*Reading text:*
Tuesday, February 7, 2012

Three Gifts Red

Today's Joy Dare (scroll down to the end of the 02.06.12 post to see the February Challenge): 3 Gifts Red.

When I saw that last night, I admit I wondered if I could complete the task sincerely. Sure, I could say my hair. It truly is a gift - the only physical feature I have that I can honestly say I've always liked in spite of all the teasing it earned me. But that seems superficial and lame. Really - three RED gifts? Can it be done?

I set out this morning, camera in hand, determined to find three new gifts to give thanks for - new meaning something I hadn't already counted. I prayed for God to open my eyes and this is what I found:


A Canadian flag. Yes, I'm proud to be Canadian, but more than that I'm thankful to live in such a beautiful country where I have so many privileges and so few worries.




Our quad. A red Polaris. It serves us functionally - add a blade to the front for faster and easier snow removal or strap heavy items to the back to move them, and FUNctionally - add the "Hillbilly wagon" behind for family trips to the river or hook the sled on the back for fun in the snow. It's also a great vehicle for a romantic and adventurous date for two!

*Curious about how the Hillbilly Wagon got its name? Think dilapidated old converted and patched up tent trailer + Beverley Hillbillies. The wagon earned its name the day we hooked it up behind the quad and perched Grandma - with a broken foot - in it on a lawn chair to go to the river.




My sweet man's Sears Craftsman toolbox. Yep, I'm thankful for this dirty old thing and the large wooden bench beside it. Why? Because it holds many of the tools he has used to make my visions for our home come true.

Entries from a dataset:
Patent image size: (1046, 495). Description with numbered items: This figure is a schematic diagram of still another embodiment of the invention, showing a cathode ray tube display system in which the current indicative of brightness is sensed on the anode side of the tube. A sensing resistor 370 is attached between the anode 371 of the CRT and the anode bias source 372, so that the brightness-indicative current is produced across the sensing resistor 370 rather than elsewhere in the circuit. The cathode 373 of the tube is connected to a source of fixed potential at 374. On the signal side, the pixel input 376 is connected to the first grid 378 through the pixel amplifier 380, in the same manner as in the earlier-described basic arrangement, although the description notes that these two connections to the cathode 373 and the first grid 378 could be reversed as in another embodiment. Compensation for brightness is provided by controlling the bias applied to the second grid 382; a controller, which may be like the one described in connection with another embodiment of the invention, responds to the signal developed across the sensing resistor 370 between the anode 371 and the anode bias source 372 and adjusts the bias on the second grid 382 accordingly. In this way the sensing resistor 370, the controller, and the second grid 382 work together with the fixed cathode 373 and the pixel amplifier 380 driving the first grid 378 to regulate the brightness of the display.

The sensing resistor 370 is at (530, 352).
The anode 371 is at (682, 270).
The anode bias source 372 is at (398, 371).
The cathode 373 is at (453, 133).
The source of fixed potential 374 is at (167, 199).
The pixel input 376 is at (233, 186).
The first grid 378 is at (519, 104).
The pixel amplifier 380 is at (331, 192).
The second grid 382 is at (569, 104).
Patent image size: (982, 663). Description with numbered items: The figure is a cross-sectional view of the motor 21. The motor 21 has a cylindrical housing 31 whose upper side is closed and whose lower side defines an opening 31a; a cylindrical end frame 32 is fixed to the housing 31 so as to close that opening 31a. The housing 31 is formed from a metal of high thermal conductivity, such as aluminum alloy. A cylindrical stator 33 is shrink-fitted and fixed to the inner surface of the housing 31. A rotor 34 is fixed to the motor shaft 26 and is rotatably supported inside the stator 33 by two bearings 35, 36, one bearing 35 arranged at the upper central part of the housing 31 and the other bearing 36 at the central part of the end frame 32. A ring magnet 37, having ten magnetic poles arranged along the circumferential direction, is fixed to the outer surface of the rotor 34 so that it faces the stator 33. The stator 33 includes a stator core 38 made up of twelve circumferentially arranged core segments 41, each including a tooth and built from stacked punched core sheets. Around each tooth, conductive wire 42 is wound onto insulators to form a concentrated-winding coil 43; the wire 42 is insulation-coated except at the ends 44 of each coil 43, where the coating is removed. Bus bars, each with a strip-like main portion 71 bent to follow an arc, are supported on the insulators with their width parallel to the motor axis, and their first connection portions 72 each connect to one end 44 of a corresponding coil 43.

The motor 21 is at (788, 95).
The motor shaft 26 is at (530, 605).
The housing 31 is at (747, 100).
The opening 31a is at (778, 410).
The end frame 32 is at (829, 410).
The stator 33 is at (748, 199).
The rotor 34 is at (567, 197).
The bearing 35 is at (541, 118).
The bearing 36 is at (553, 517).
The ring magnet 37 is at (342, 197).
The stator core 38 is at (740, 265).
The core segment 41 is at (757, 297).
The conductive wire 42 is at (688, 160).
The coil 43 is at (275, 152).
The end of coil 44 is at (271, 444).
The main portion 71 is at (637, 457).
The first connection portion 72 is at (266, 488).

*Set of tasks:*
• a. Repeat, word for word, the stretch of the blog post from "Tuesday, February 7, 2012" through "so few worries.".
• b. Return every line of the entries that contains the string "stator", matching case.

*Solutions to the tasks:*
• a.
Tuesday, February 7, 2012

Three Gifts Red

Today's Joy Dare (scroll down to the end of the 02.06.12 post to see the February Challenge): 3 Gifts Red.

When I saw that last night, I admit I wondered if I could complete the task sincerely. Sure, I could say my hair. It truly is a gift - the only physical feature I have that I can honestly say I've always liked in spite of all the teasing it earned me. But that seems superficial and lame. Really - three RED gifts? Can it be done?

I set out this morning, camera in hand, determined to find three new gifts to give thanks for - new meaning something I hadn't already counted. I prayed for God to open my eyes and this is what I found:


A Canadian flag. Yes, I'm proud to be Canadian, but more than that I'm thankful to live in such a beautiful country where I have so many privileges and so few worries.

• b.
Patent image size: (982, 663). Description with numbered items: The figure is a cross-sectional view of the motor 21. The motor 21 has a cylindrical housing 31 whose upper side is closed and whose lower side defines an opening 31a; a cylindrical end frame 32 is fixed to the housing 31 so as to close that opening 31a. The housing 31 is formed from a metal of high thermal conductivity, such as aluminum alloy. A cylindrical stator 33 is shrink-fitted and fixed to the inner surface of the housing 31. A rotor 34 is fixed to the motor shaft 26 and is rotatably supported inside the stator 33 by two bearings 35, 36, one bearing 35 arranged at the upper central part of the housing 31 and the other bearing 36 at the central part of the end frame 32. A ring magnet 37, having ten magnetic poles arranged along the circumferential direction, is fixed to the outer surface of the rotor 34 so that it faces the stator 33. The stator 33 includes a stator core 38 made up of twelve circumferentially arranged core segments 41, each including a tooth and built from stacked punched core sheets. Around each tooth, conductive wire 42 is wound onto insulators to form a concentrated-winding coil 43; the wire 42 is insulation-coated except at the ends 44 of each coil 43, where the coating is removed. Bus bars, each with a strip-like main portion 71 bent to follow an arc, are supported on the insulators with their width parallel to the motor axis, and their first connection portions 72 each connect to one end 44 of a corresponding coil 43.
The stator 33 is at (748, 199).
The stator core 38 is at (740, 265).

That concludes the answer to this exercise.